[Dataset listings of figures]
====
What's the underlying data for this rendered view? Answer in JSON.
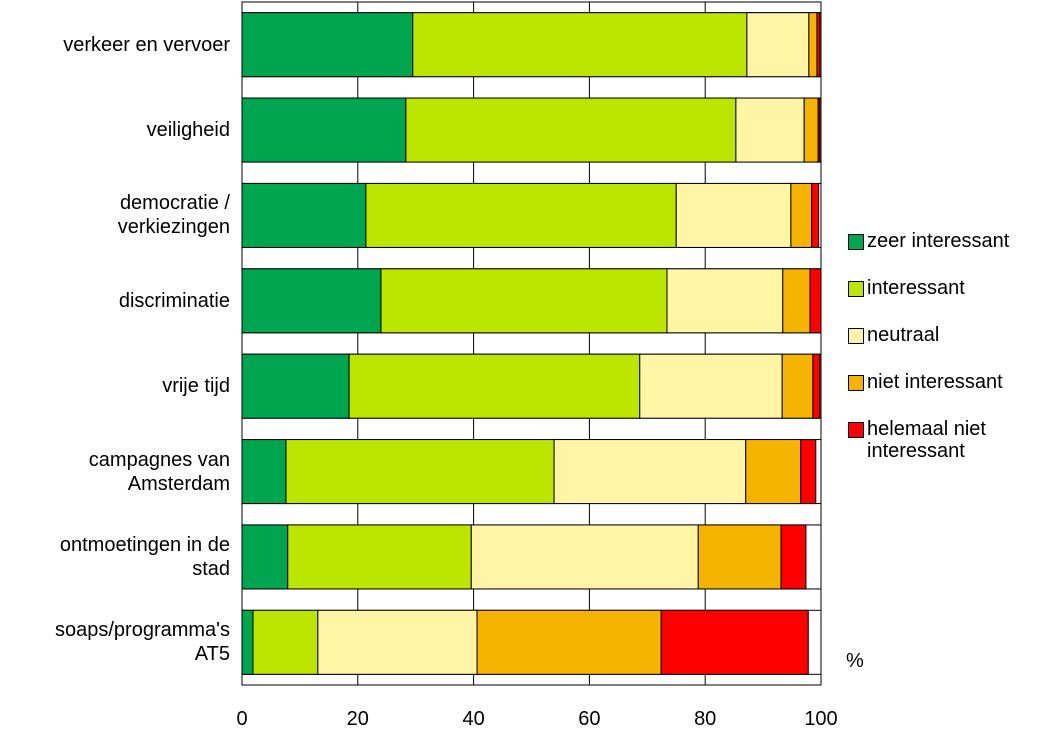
{
  "chart_data": {
    "type": "stacked-bar-horizontal",
    "categories": [
      "verkeer en vervoer",
      "veiligheid",
      "democratie / verkiezingen",
      "discriminatie",
      "vrije tijd",
      "campagnes van Amsterdam",
      "ontmoetingen in de stad",
      "soaps/programma's AT5"
    ],
    "series": [
      {
        "name": "zeer interessant",
        "color": "#00a550",
        "values": [
          29.5,
          28.3,
          21.4,
          24.0,
          18.5,
          7.6,
          7.9,
          1.9
        ]
      },
      {
        "name": "interessant",
        "color": "#bce600",
        "values": [
          57.7,
          57.0,
          53.6,
          49.4,
          50.2,
          46.3,
          31.7,
          11.2
        ]
      },
      {
        "name": "neutraal",
        "color": "#fff5a5",
        "values": [
          10.7,
          11.8,
          19.8,
          20.0,
          24.6,
          33.1,
          39.2,
          27.5
        ]
      },
      {
        "name": "niet interessant",
        "color": "#f5b400",
        "values": [
          1.4,
          2.4,
          3.6,
          4.7,
          5.3,
          9.5,
          14.3,
          31.8
        ]
      },
      {
        "name": "helemaal niet interessant",
        "color": "#ff0000",
        "values": [
          0.5,
          0.3,
          1.2,
          1.9,
          1.2,
          2.6,
          4.3,
          25.4
        ]
      }
    ],
    "xlim": [
      0,
      100
    ],
    "xticks": [
      0,
      20,
      40,
      60,
      80,
      100
    ],
    "unit_label": "%",
    "grid": true
  }
}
====
### [YOUR GOAL]
List the lines of the records where "name" occurs.

### [WRITTEN RESPONSE]
        "name": "zeer interessant",
        "name": "interessant",
        "name": "neutraal",
        "name": "niet interessant",
        "name": "helemaal niet interessant",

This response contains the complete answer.